> **Data to process**
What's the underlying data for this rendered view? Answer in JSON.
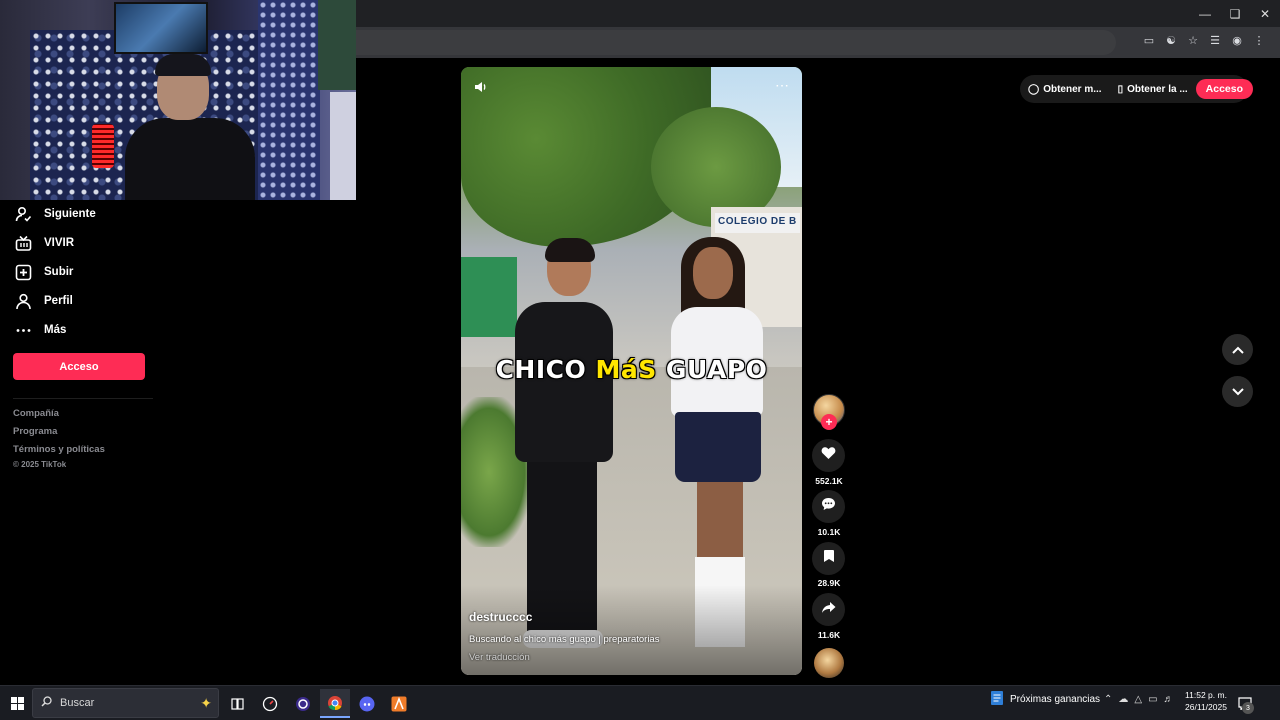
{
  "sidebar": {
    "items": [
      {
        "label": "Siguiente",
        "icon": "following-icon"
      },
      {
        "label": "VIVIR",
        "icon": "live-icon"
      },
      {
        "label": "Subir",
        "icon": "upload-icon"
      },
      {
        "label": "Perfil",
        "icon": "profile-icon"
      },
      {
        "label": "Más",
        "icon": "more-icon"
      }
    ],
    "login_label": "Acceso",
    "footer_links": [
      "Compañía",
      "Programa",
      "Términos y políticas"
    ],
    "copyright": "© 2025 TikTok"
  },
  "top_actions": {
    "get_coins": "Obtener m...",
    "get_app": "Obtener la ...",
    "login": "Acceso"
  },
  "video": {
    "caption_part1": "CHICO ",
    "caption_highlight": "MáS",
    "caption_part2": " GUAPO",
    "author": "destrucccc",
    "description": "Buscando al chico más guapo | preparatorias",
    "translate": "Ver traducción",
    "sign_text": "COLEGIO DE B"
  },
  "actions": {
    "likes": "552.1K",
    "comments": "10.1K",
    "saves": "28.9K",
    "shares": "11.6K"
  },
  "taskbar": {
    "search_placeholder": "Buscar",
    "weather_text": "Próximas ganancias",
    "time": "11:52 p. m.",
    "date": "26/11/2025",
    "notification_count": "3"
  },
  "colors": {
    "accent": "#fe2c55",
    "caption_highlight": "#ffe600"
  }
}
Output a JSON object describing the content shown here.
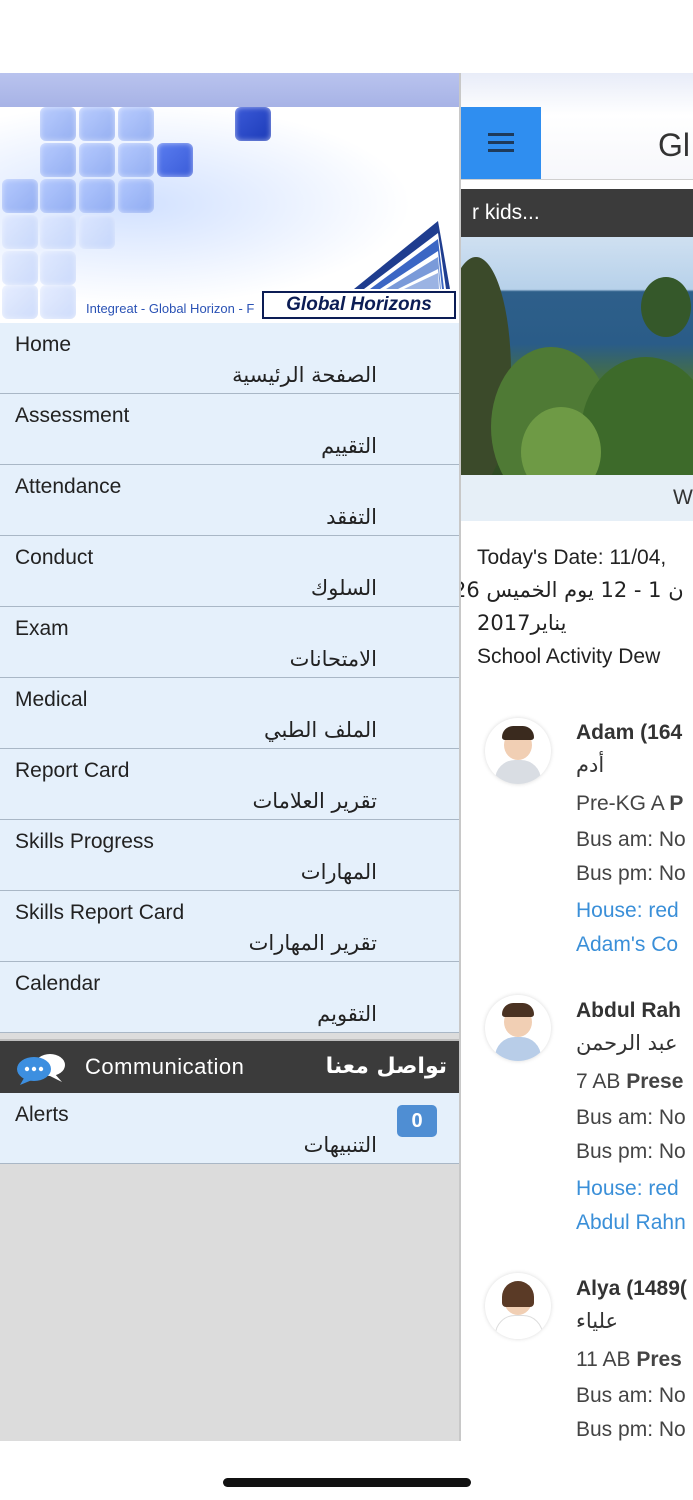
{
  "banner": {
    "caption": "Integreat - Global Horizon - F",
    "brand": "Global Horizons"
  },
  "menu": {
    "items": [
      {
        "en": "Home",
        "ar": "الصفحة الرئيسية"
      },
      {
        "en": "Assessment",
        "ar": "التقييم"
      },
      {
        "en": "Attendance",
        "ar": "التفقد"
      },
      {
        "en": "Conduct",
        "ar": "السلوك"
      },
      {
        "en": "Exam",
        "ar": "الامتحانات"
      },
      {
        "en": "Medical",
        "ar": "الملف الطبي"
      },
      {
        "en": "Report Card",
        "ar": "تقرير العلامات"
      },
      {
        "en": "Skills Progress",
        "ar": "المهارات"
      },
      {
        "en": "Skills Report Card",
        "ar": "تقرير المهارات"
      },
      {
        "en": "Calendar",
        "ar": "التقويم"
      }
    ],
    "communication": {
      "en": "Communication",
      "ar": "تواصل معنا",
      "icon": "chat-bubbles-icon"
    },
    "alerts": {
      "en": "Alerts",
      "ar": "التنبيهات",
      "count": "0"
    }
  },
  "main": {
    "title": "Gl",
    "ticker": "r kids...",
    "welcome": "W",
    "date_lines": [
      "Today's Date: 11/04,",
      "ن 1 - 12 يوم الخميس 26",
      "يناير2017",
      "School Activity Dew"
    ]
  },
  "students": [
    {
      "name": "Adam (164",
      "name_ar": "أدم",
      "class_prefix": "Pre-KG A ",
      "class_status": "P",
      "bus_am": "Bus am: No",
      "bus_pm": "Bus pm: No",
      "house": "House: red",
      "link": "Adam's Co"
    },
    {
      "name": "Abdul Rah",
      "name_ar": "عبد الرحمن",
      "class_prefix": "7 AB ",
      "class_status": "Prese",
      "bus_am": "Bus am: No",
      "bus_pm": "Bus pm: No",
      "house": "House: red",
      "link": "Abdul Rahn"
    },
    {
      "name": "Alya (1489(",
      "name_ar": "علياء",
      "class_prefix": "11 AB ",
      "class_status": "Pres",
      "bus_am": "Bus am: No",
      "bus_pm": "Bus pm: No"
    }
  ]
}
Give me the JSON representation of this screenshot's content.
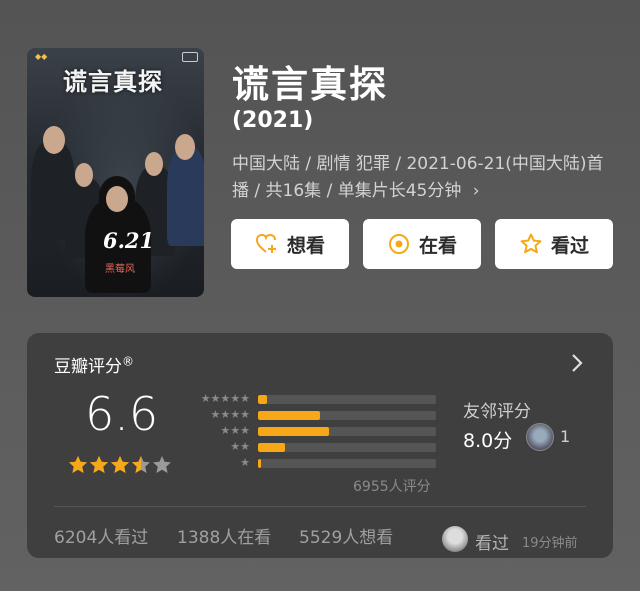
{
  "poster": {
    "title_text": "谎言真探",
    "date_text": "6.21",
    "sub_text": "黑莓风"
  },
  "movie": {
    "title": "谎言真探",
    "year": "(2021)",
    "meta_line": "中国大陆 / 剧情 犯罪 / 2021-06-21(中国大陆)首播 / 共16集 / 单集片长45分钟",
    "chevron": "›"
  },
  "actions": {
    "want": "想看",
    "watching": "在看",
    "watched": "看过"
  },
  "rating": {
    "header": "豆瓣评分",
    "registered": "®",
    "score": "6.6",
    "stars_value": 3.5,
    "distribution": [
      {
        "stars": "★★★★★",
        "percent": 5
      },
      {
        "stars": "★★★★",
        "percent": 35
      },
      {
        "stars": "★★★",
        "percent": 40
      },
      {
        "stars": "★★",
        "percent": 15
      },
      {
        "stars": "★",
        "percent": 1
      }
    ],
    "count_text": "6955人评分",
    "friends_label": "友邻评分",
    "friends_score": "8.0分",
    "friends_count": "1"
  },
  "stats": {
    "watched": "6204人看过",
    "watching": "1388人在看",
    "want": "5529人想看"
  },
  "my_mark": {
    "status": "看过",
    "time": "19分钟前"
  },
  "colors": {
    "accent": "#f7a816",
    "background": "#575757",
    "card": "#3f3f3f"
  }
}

---

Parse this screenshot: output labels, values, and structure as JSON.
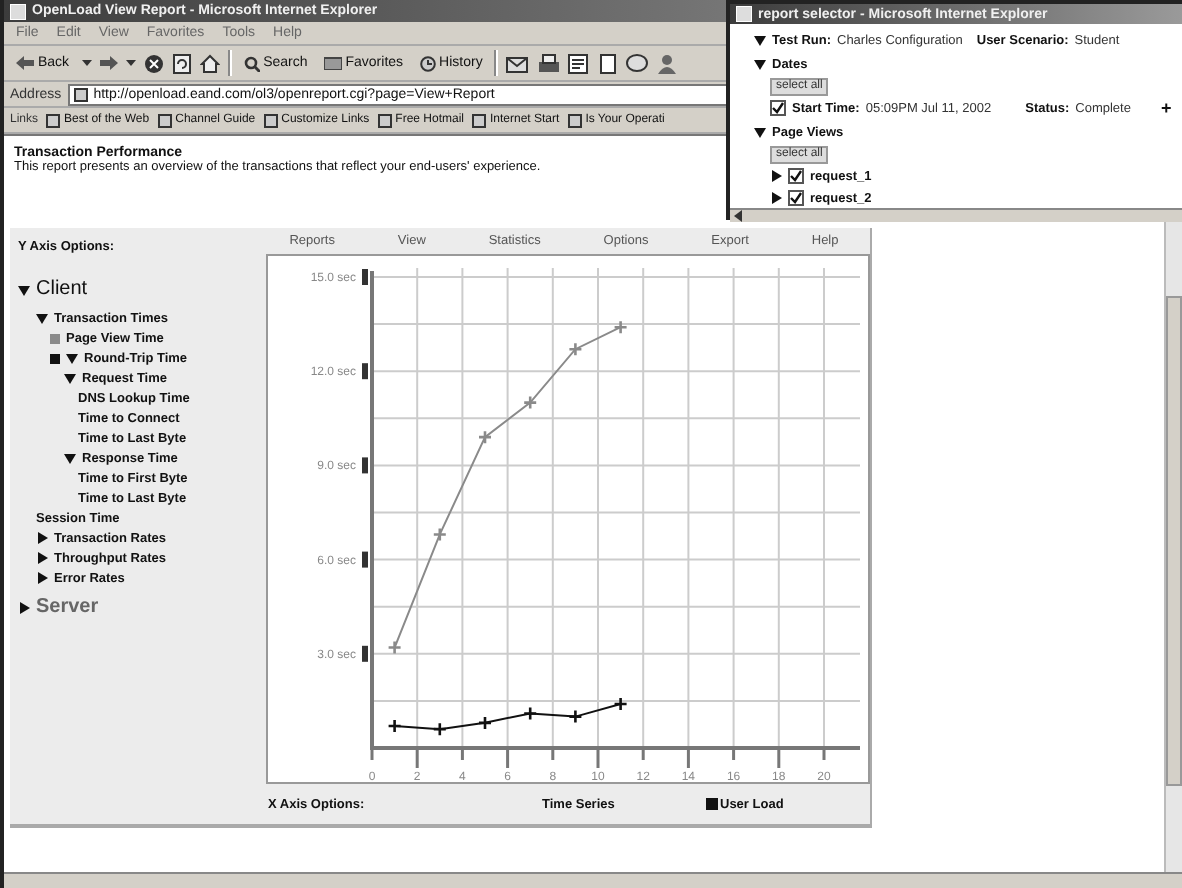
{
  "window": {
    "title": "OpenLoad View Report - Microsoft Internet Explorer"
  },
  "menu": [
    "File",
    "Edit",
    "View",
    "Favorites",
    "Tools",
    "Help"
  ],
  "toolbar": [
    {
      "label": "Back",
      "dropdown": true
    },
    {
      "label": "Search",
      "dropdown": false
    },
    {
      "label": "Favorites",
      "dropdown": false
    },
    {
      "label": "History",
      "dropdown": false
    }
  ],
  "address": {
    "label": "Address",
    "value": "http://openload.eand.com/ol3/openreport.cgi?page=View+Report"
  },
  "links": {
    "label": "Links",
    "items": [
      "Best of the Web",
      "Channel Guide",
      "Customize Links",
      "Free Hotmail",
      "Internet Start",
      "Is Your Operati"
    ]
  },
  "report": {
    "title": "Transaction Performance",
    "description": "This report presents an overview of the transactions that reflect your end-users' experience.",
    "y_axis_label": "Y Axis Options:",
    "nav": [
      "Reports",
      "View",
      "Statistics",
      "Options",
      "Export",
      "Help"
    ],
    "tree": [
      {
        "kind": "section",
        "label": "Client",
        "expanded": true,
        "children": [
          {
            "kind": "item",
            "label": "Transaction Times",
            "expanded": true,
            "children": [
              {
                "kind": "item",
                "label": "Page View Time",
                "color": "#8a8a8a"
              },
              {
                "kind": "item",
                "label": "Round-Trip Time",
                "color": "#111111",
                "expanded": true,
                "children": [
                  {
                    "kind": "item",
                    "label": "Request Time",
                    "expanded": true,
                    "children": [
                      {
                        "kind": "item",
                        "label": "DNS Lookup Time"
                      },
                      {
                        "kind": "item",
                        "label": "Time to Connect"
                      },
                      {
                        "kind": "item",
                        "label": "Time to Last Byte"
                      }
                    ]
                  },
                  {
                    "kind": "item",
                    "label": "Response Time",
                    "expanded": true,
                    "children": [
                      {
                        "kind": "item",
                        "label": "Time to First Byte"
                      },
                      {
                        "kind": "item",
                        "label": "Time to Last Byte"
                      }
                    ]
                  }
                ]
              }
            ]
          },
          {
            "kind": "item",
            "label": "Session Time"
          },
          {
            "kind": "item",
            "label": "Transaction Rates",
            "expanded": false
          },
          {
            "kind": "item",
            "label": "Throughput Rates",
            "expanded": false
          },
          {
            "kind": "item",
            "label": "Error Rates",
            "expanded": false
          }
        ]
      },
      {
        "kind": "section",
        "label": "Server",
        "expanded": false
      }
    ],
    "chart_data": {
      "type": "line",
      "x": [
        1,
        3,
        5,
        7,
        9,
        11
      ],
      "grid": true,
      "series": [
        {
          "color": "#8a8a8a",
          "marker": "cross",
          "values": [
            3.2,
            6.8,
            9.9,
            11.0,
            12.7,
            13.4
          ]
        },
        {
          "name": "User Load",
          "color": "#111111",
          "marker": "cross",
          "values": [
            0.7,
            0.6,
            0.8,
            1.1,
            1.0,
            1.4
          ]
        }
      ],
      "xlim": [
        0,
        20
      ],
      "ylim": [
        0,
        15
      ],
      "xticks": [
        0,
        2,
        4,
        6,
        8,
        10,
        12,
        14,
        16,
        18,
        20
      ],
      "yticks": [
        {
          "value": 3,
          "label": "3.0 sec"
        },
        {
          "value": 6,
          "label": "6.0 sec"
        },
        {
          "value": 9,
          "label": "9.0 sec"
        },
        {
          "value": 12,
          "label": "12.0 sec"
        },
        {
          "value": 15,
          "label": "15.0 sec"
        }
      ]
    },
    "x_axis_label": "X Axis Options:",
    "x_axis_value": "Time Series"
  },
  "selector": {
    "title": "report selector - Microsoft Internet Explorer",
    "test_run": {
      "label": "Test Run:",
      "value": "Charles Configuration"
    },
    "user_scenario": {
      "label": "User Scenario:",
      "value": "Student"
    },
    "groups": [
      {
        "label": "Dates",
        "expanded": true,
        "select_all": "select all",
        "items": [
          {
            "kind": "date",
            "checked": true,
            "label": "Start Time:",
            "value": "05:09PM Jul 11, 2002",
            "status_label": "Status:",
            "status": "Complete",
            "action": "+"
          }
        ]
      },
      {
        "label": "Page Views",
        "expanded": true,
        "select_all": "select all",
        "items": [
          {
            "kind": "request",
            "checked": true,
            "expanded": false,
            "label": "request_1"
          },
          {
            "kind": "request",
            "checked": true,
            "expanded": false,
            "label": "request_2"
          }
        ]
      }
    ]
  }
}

...

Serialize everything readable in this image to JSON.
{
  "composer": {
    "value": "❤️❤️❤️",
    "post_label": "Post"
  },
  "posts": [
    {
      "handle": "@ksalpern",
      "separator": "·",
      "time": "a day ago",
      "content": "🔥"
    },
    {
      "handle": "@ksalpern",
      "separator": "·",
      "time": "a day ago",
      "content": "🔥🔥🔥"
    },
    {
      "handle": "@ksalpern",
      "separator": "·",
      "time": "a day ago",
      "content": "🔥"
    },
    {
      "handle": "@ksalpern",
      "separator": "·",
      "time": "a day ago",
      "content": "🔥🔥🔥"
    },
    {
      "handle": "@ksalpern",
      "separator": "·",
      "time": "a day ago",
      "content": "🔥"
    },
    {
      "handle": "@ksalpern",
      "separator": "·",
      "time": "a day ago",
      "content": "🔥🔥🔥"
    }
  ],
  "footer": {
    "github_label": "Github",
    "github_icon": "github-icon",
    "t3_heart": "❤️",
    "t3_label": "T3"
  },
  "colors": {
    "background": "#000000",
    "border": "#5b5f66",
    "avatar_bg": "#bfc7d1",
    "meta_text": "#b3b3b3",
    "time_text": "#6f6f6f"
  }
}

> **Task to carry out**
In the entries above, find each line with the word "Internet" and copy it.

> **Response to this task**
    "title": "OpenLoad View Report - Microsoft Internet Explorer"
      "Internet Start",
    "title": "report selector - Microsoft Internet Explorer",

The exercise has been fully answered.